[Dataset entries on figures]
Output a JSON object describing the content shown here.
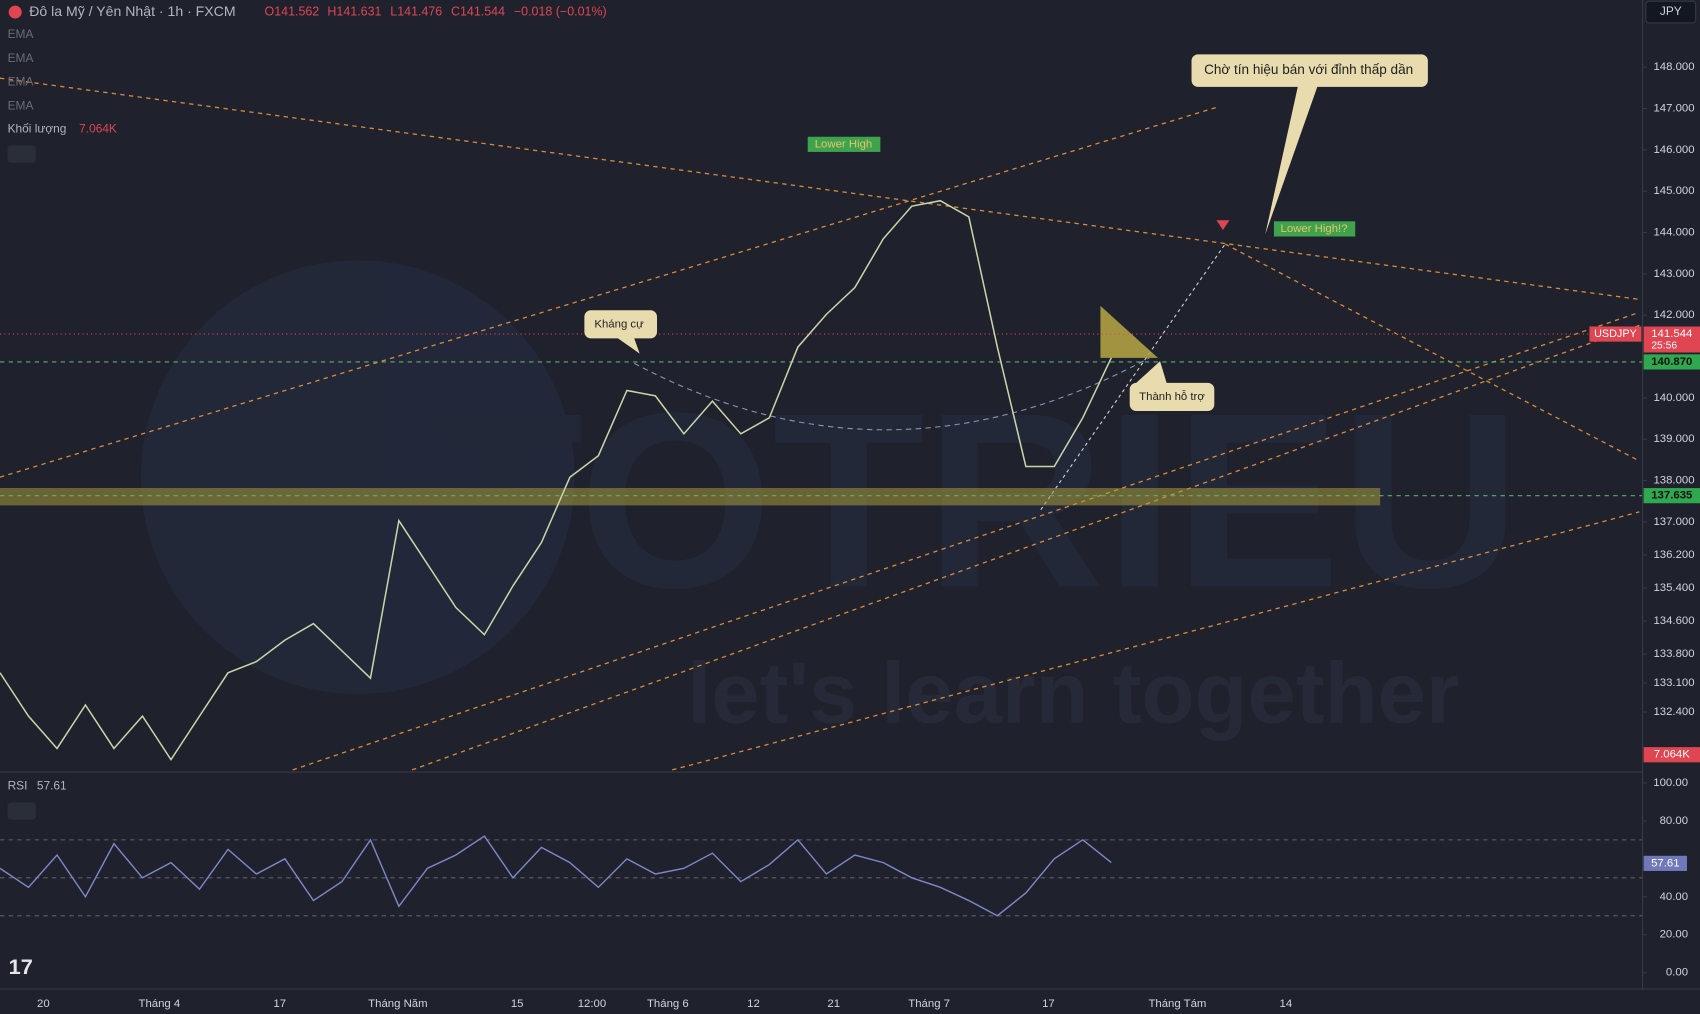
{
  "header": {
    "symbol": "Đô la Mỹ / Yên Nhật · 1h · FXCM",
    "open": "O141.562",
    "high": "H141.631",
    "low": "L141.476",
    "close": "C141.544",
    "change": "−0.018 (−0.01%)",
    "currency": "JPY"
  },
  "legend": {
    "indicators": [
      "EMA",
      "EMA",
      "EMA",
      "EMA"
    ],
    "volume_label": "Khối lượng",
    "volume_value": "7.064K"
  },
  "annotations": {
    "lower_high": "Lower High",
    "lower_high_q": "Lower High!?",
    "resistance": "Kháng cự",
    "support": "Thành hỗ trợ",
    "callout": "Chờ tín hiệu bán với đỉnh thấp dần"
  },
  "watermark": {
    "brand": "TOTRIEU",
    "slogan": "let's learn together"
  },
  "price_pane": {
    "ylim": [
      131,
      149.15
    ],
    "yticks": [
      {
        "value": 148,
        "label": "148.000"
      },
      {
        "value": 147,
        "label": "147.000"
      },
      {
        "value": 146,
        "label": "146.000"
      },
      {
        "value": 145,
        "label": "145.000"
      },
      {
        "value": 144,
        "label": "144.000"
      },
      {
        "value": 143,
        "label": "143.000"
      },
      {
        "value": 142,
        "label": "142.000"
      },
      {
        "value": 140,
        "label": "140.000"
      },
      {
        "value": 139,
        "label": "139.000"
      },
      {
        "value": 138,
        "label": "138.000"
      },
      {
        "value": 137,
        "label": "137.000"
      },
      {
        "value": 136.2,
        "label": "136.200"
      },
      {
        "value": 135.4,
        "label": "135.400"
      },
      {
        "value": 134.6,
        "label": "134.600"
      },
      {
        "value": 133.8,
        "label": "133.800"
      },
      {
        "value": 133.1,
        "label": "133.100"
      },
      {
        "value": 132.4,
        "label": "132.400"
      }
    ],
    "close": {
      "values": [
        133.35,
        132.3,
        131.52,
        132.57,
        131.52,
        132.3,
        131.25,
        132.3,
        133.35,
        133.62,
        134.14,
        134.54,
        133.88,
        133.22,
        137.03,
        135.98,
        134.93,
        134.27,
        135.45,
        136.5,
        138.08,
        138.6,
        140.18,
        140.05,
        139.13,
        139.92,
        139.13,
        139.52,
        141.23,
        142.02,
        142.67,
        143.85,
        144.64,
        144.77,
        144.38,
        141.23,
        138.34,
        138.34,
        139.52,
        140.97
      ]
    },
    "last_price": {
      "symbol": "USDJPY",
      "value": 141.544,
      "countdown": "25:56"
    },
    "levels": [
      {
        "value": 140.87,
        "label": "140.870"
      },
      {
        "value": 137.635,
        "label": "137.635"
      }
    ]
  },
  "rsi_pane": {
    "label": "RSI",
    "value": 57.61,
    "ylim": [
      -7.4,
      104
    ],
    "yticks": [
      {
        "value": 100,
        "label": "100.00"
      },
      {
        "value": 80,
        "label": "80.00"
      },
      {
        "value": 40,
        "label": "40.00"
      },
      {
        "value": 20,
        "label": "20.00"
      },
      {
        "value": 0,
        "label": "0.00"
      }
    ],
    "bands": [
      70,
      50,
      30
    ],
    "values": [
      55,
      45,
      62,
      40,
      68,
      50,
      58,
      44,
      65,
      52,
      60,
      38,
      48,
      70,
      35,
      55,
      62,
      72,
      50,
      66,
      58,
      45,
      60,
      52,
      55,
      63,
      48,
      57,
      70,
      52,
      62,
      58,
      50,
      45,
      38,
      30,
      42,
      60,
      70,
      58
    ]
  },
  "x_axis": {
    "labels": [
      "20",
      "Tháng 4",
      "17",
      "Tháng Năm",
      "15",
      "12:00",
      "Tháng 6",
      "12",
      "21",
      "Tháng 7",
      "17",
      "Tháng Tám",
      "14"
    ]
  }
}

Work required → Each line above that holds the string "Tháng" should be copied and shown.

Solution to this task →
      "Tháng 4",
      "Tháng Năm",
      "Tháng 6",
      "Tháng 7",
      "Tháng Tám",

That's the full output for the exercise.